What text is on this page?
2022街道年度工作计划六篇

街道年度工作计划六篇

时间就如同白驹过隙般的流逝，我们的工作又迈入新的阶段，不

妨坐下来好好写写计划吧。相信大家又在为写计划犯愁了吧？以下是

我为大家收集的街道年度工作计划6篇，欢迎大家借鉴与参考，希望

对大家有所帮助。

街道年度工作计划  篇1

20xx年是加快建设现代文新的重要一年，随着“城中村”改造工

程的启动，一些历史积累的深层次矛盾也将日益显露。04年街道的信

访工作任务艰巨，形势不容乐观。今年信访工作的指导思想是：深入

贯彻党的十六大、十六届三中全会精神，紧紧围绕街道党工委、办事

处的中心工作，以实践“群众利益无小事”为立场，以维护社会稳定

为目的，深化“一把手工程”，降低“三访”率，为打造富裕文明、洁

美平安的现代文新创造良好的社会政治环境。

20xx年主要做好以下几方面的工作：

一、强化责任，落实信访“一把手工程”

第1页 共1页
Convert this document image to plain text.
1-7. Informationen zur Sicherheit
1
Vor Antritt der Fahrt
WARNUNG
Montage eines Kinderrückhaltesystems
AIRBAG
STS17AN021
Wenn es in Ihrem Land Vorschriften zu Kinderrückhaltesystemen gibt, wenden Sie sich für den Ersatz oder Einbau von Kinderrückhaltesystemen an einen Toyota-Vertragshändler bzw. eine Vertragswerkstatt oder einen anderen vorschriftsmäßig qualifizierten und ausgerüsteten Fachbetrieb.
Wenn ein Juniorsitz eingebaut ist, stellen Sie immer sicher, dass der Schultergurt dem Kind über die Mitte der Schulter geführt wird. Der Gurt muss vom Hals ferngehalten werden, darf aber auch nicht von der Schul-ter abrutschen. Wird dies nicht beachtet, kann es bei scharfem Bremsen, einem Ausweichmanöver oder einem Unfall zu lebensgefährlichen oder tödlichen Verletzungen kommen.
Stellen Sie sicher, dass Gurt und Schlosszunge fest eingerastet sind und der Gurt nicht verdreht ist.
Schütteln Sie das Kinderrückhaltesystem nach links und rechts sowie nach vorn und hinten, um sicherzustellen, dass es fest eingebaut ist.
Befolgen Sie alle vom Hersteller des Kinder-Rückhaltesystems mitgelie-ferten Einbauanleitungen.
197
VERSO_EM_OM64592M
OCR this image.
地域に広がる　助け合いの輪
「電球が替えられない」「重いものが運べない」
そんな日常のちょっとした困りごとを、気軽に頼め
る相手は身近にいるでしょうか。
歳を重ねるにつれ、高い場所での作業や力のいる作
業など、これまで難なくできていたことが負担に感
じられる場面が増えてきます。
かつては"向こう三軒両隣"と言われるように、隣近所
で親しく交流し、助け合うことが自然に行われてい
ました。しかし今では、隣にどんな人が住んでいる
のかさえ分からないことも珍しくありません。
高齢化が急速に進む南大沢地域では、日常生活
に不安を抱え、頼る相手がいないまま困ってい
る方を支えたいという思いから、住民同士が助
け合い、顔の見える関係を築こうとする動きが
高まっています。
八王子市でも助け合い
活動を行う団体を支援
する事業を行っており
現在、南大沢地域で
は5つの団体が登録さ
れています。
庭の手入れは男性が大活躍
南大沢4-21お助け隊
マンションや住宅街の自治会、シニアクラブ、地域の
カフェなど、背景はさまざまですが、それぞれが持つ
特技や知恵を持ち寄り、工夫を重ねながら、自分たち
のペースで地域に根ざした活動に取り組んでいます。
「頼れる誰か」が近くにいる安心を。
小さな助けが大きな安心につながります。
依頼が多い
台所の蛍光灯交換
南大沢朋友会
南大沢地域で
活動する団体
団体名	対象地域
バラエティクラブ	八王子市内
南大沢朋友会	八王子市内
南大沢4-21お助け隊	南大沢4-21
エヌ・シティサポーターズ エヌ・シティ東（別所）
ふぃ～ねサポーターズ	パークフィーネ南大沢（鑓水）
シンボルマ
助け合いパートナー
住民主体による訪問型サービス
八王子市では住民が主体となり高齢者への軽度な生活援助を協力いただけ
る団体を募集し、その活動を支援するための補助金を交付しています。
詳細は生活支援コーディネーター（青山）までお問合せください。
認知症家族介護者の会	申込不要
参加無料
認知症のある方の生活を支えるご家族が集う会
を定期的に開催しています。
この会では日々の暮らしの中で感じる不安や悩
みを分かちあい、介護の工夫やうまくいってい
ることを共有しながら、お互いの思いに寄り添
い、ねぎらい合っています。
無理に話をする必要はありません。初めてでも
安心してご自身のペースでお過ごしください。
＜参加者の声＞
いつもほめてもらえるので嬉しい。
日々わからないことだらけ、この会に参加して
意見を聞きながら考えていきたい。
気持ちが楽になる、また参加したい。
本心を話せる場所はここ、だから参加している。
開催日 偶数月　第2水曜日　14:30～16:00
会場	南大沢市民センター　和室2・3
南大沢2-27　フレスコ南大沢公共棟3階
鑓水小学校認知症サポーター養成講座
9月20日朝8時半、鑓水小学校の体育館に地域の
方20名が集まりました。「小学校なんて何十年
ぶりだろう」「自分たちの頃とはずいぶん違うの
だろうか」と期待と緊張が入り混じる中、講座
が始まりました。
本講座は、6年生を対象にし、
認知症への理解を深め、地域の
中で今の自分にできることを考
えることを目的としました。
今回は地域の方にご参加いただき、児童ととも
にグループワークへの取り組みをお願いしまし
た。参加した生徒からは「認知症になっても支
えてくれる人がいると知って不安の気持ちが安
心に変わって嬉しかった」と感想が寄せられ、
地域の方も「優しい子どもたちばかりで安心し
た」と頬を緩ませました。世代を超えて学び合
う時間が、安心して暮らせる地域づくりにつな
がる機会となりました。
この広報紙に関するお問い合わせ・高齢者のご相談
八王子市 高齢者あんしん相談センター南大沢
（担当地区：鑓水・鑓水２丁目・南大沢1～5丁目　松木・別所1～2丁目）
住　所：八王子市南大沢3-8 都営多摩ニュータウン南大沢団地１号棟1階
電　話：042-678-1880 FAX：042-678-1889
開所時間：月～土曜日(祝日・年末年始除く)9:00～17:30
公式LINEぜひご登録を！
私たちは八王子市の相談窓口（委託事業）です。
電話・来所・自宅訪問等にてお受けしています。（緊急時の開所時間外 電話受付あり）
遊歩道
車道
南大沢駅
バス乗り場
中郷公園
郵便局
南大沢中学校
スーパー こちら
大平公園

> **Exercise**: Your task is to transcribe the material exactly.

> **Response below**:
What text is on this page?
2022街道年度工作计划六篇

街道年度工作计划六篇

时间就如同白驹过隙般的流逝，我们的工作又迈入新的阶段，不

妨坐下来好好写写计划吧。相信大家又在为写计划犯愁了吧？以下是

我为大家收集的街道年度工作计划6篇，欢迎大家借鉴与参考，希望

对大家有所帮助。

街道年度工作计划  篇1

20xx年是加快建设现代文新的重要一年，随着“城中村”改造工

程的启动，一些历史积累的深层次矛盾也将日益显露。04年街道的信

访工作任务艰巨，形势不容乐观。今年信访工作的指导思想是：深入

贯彻党的十六大、十六届三中全会精神，紧紧围绕街道党工委、办事

处的中心工作，以实践“群众利益无小事”为立场，以维护社会稳定

为目的，深化“一把手工程”，降低“三访”率，为打造富裕文明、洁

美平安的现代文新创造良好的社会政治环境。

20xx年主要做好以下几方面的工作：

一、强化责任，落实信访“一把手工程”

第1页 共1页
Convert this document image to plain text.
1-7. Informationen zur Sicherheit
1
Vor Antritt der Fahrt
WARNUNG
Montage eines Kinderrückhaltesystems
AIRBAG
STS17AN021
Wenn es in Ihrem Land Vorschriften zu Kinderrückhaltesystemen gibt, wenden Sie sich für den Ersatz oder Einbau von Kinderrückhaltesystemen an einen Toyota-Vertragshändler bzw. eine Vertragswerkstatt oder einen anderen vorschriftsmäßig qualifizierten und ausgerüsteten Fachbetrieb.
Wenn ein Juniorsitz eingebaut ist, stellen Sie immer sicher, dass der Schultergurt dem Kind über die Mitte der Schulter geführt wird. Der Gurt muss vom Hals ferngehalten werden, darf aber auch nicht von der Schul-ter abrutschen. Wird dies nicht beachtet, kann es bei scharfem Bremsen, einem Ausweichmanöver oder einem Unfall zu lebensgefährlichen oder tödlichen Verletzungen kommen.
Stellen Sie sicher, dass Gurt und Schlosszunge fest eingerastet sind und der Gurt nicht verdreht ist.
Schütteln Sie das Kinderrückhaltesystem nach links und rechts sowie nach vorn und hinten, um sicherzustellen, dass es fest eingebaut ist.
Befolgen Sie alle vom Hersteller des Kinder-Rückhaltesystems mitgelie-ferten Einbauanleitungen.
197
VERSO_EM_OM64592M
OCR this image.
地域に広がる　助け合いの輪
「電球が替えられない」「重いものが運べない」
そんな日常のちょっとした困りごとを、気軽に頼め
る相手は身近にいるでしょうか。
歳を重ねるにつれ、高い場所での作業や力のいる作
業など、これまで難なくできていたことが負担に感
じられる場面が増えてきます。
かつては"向こう三軒両隣"と言われるように、隣近所
で親しく交流し、助け合うことが自然に行われてい
ました。しかし今では、隣にどんな人が住んでいる
のかさえ分からないことも珍しくありません。
高齢化が急速に進む南大沢地域では、日常生活
に不安を抱え、頼る相手がいないまま困ってい
る方を支えたいという思いから、住民同士が助
け合い、顔の見える関係を築こうとする動きが
高まっています。
八王子市でも助け合い
活動を行う団体を支援
する事業を行っており
現在、南大沢地域で
は5つの団体が登録さ
れています。
庭の手入れは男性が大活躍
南大沢4-21お助け隊
マンションや住宅街の自治会、シニアクラブ、地域の
カフェなど、背景はさまざまですが、それぞれが持つ
特技や知恵を持ち寄り、工夫を重ねながら、自分たち
のペースで地域に根ざした活動に取り組んでいます。
「頼れる誰か」が近くにいる安心を。
小さな助けが大きな安心につながります。
依頼が多い
台所の蛍光灯交換
南大沢朋友会
南大沢地域で
活動する団体
団体名	対象地域
バラエティクラブ	八王子市内
南大沢朋友会	八王子市内
南大沢4-21お助け隊	南大沢4-21
エヌ・シティサポーターズ エヌ・シティ東（別所）
ふぃ～ねサポーターズ	パークフィーネ南大沢（鑓水）
シンボルマ
助け合いパートナー
住民主体による訪問型サービス
八王子市では住民が主体となり高齢者への軽度な生活援助を協力いただけ
る団体を募集し、その活動を支援するための補助金を交付しています。
詳細は生活支援コーディネーター（青山）までお問合せください。
認知症家族介護者の会	申込不要
参加無料
認知症のある方の生活を支えるご家族が集う会
を定期的に開催しています。
この会では日々の暮らしの中で感じる不安や悩
みを分かちあい、介護の工夫やうまくいってい
ることを共有しながら、お互いの思いに寄り添
い、ねぎらい合っています。
無理に話をする必要はありません。初めてでも
安心してご自身のペースでお過ごしください。
＜参加者の声＞
いつもほめてもらえるので嬉しい。
日々わからないことだらけ、この会に参加して
意見を聞きながら考えていきたい。
気持ちが楽になる、また参加したい。
本心を話せる場所はここ、だから参加している。
開催日 偶数月　第2水曜日　14:30～16:00
会場	南大沢市民センター　和室2・3
南大沢2-27　フレスコ南大沢公共棟3階
鑓水小学校認知症サポーター養成講座
9月20日朝8時半、鑓水小学校の体育館に地域の
方20名が集まりました。「小学校なんて何十年
ぶりだろう」「自分たちの頃とはずいぶん違うの
だろうか」と期待と緊張が入り混じる中、講座
が始まりました。
本講座は、6年生を対象にし、
認知症への理解を深め、地域の
中で今の自分にできることを考
えることを目的としました。
今回は地域の方にご参加いただき、児童ととも
にグループワークへの取り組みをお願いしまし
た。参加した生徒からは「認知症になっても支
えてくれる人がいると知って不安の気持ちが安
心に変わって嬉しかった」と感想が寄せられ、
地域の方も「優しい子どもたちばかりで安心し
た」と頬を緩ませました。世代を超えて学び合
う時間が、安心して暮らせる地域づくりにつな
がる機会となりました。
この広報紙に関するお問い合わせ・高齢者のご相談
八王子市 高齢者あんしん相談センター南大沢
（担当地区：鑓水・鑓水２丁目・南大沢1～5丁目　松木・別所1～2丁目）
住　所：八王子市南大沢3-8 都営多摩ニュータウン南大沢団地１号棟1階
電　話：042-678-1880 FAX：042-678-1889
開所時間：月～土曜日(祝日・年末年始除く)9:00～17:30
公式LINEぜひご登録を！
私たちは八王子市の相談窓口（委託事業）です。
電話・来所・自宅訪問等にてお受けしています。（緊急時の開所時間外 電話受付あり）
遊歩道
車道
南大沢駅
バス乗り場
中郷公園
郵便局
南大沢中学校
スーパー こちら
大平公園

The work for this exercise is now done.